--- begin Recorded data ---

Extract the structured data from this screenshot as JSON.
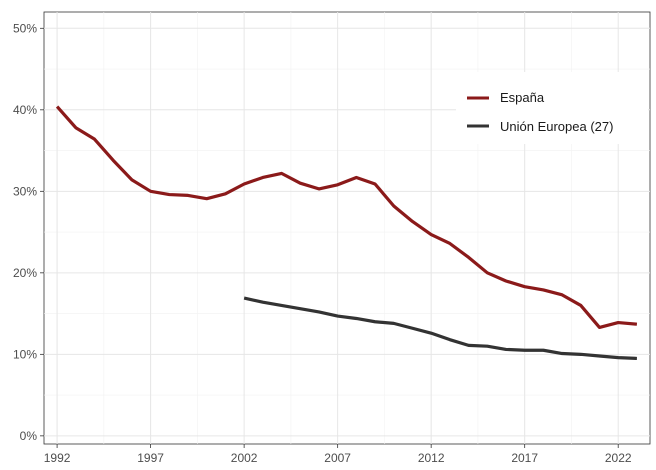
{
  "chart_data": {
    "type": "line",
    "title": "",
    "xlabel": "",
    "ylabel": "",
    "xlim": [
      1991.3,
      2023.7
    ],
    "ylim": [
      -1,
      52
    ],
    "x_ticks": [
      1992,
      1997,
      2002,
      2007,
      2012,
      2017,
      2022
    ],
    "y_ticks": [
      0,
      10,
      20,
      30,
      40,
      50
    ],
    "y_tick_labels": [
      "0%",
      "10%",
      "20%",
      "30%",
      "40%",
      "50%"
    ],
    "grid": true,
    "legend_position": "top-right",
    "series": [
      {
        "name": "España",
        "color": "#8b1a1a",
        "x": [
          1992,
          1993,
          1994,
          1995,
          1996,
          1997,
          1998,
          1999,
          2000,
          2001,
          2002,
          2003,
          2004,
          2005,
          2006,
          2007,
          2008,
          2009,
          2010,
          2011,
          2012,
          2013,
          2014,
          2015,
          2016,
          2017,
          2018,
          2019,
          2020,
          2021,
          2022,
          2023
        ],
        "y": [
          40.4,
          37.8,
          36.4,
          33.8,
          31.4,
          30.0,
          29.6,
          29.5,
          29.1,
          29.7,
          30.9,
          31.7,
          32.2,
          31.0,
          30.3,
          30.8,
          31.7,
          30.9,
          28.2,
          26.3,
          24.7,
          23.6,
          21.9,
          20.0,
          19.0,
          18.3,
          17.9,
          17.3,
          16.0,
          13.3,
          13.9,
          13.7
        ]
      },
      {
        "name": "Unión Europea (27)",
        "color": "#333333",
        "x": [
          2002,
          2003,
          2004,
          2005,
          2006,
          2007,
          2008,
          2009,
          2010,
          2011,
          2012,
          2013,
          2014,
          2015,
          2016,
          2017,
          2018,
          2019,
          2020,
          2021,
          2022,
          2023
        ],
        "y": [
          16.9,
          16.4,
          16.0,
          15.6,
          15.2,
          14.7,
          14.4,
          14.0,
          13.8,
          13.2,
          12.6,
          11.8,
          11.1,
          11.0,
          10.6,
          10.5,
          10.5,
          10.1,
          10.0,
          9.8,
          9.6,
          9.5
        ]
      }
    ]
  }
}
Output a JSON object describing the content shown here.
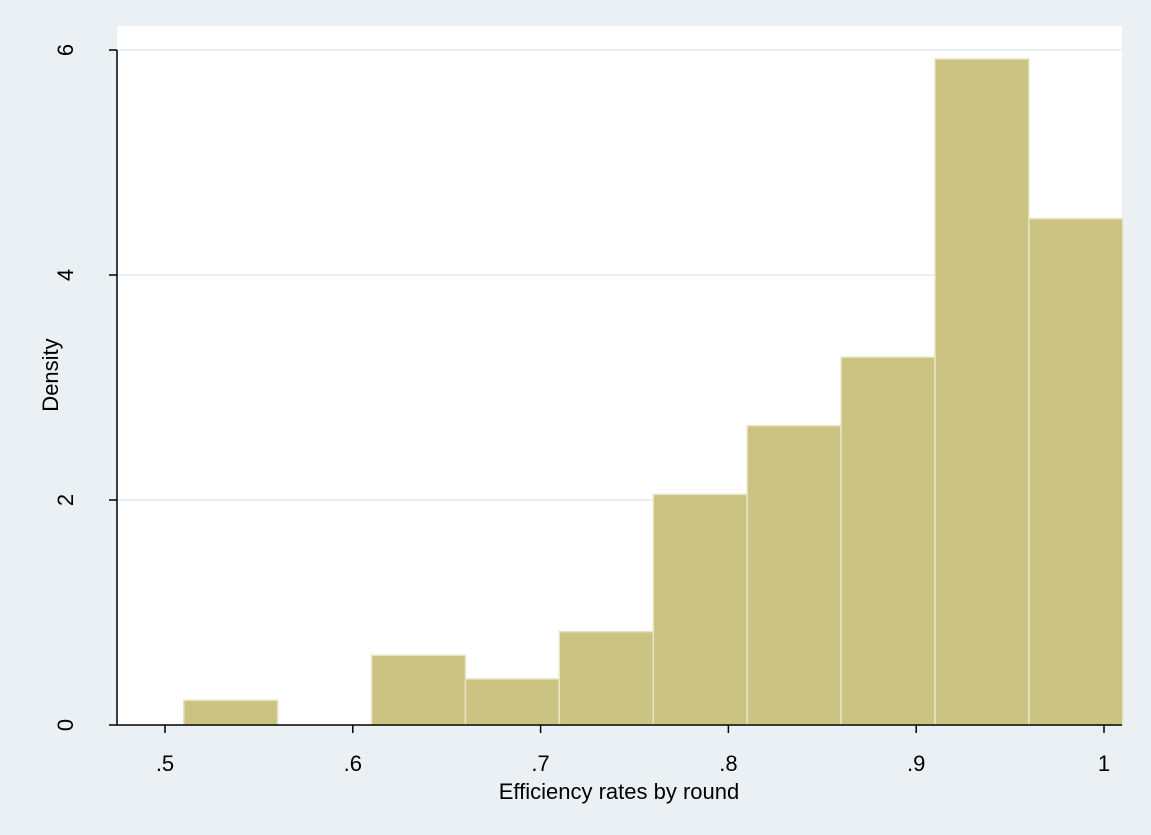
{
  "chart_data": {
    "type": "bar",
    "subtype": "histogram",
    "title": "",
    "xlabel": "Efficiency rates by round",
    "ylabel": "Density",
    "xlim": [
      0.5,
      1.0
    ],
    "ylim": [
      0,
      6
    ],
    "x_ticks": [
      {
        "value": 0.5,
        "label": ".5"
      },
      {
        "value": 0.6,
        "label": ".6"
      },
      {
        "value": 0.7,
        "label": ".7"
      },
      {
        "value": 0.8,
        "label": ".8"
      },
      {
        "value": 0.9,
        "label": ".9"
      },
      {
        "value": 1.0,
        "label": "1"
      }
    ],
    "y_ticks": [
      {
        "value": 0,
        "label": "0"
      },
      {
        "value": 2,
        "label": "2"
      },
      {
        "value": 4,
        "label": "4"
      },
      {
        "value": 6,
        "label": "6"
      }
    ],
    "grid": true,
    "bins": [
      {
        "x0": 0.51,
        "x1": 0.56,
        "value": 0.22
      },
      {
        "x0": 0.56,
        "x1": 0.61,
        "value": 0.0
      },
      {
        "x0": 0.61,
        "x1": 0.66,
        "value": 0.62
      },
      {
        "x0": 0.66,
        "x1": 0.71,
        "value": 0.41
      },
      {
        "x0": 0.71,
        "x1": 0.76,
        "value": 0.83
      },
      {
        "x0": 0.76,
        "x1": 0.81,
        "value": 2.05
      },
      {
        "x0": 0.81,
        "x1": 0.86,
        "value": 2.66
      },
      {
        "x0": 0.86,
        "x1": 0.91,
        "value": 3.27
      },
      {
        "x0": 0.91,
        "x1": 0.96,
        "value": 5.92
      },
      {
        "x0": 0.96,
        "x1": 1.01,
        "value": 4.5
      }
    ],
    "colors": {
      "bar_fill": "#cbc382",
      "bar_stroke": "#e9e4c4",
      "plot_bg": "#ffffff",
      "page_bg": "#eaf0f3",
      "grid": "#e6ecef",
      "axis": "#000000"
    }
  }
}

--- end Recorded data ---
--- begin Recorded data ---

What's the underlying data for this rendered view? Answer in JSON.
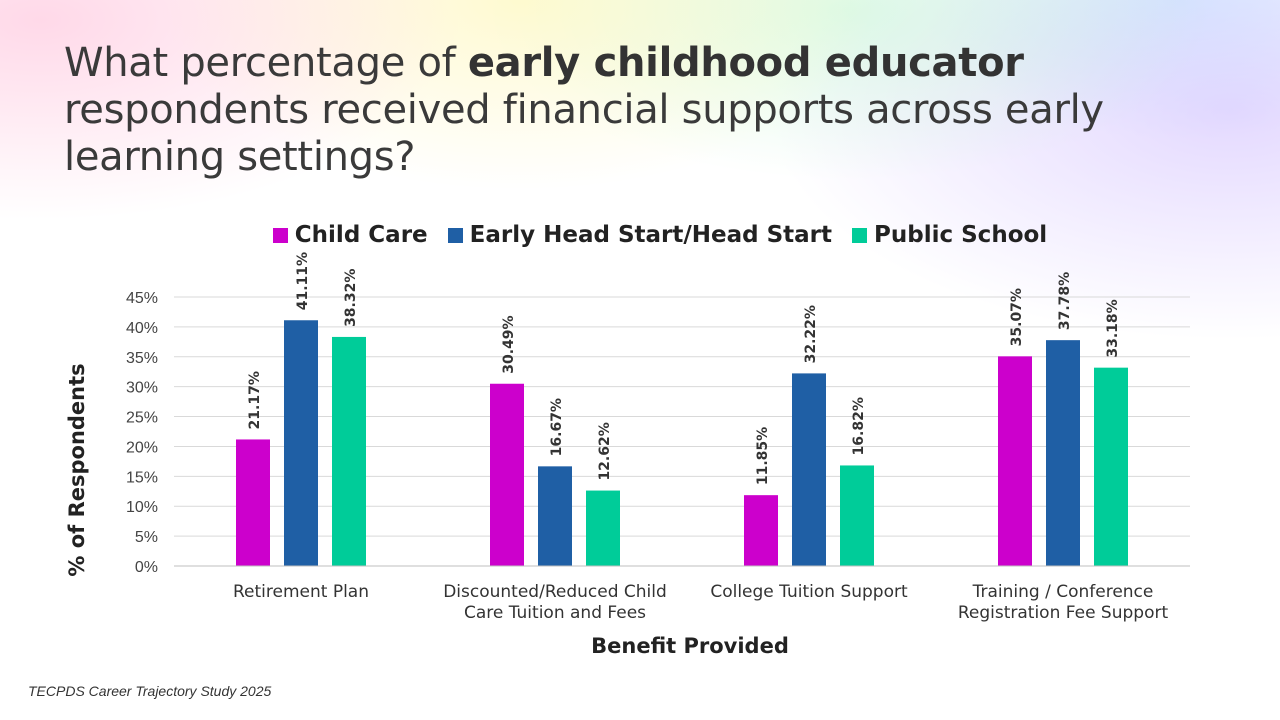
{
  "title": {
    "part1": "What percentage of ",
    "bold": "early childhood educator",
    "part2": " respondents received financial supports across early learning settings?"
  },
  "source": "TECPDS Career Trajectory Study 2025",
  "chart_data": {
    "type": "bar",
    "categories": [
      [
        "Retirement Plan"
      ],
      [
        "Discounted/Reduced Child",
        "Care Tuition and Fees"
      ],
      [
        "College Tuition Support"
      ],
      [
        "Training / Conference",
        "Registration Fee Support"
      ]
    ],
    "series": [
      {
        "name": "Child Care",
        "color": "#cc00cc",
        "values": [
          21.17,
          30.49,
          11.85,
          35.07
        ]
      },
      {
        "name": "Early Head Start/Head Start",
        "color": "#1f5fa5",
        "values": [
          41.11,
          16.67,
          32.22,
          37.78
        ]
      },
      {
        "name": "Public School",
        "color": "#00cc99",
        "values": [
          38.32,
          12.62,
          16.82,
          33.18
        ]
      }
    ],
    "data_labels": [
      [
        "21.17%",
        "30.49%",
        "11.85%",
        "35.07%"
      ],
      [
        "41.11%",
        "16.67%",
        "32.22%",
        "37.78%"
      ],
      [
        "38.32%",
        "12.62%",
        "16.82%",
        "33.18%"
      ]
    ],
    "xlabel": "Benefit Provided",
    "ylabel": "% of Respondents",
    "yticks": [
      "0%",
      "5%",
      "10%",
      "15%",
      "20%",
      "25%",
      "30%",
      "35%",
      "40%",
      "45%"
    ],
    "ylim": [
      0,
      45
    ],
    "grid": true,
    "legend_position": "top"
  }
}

--- end Recorded data ---

● Exercise task: Copy out each line of the records where the string "xlabel" appears.

● Final result:
    "xlabel": "",
    "xlabel": "Efficiency rates by round",
    "xlabel": "Benefit Provided",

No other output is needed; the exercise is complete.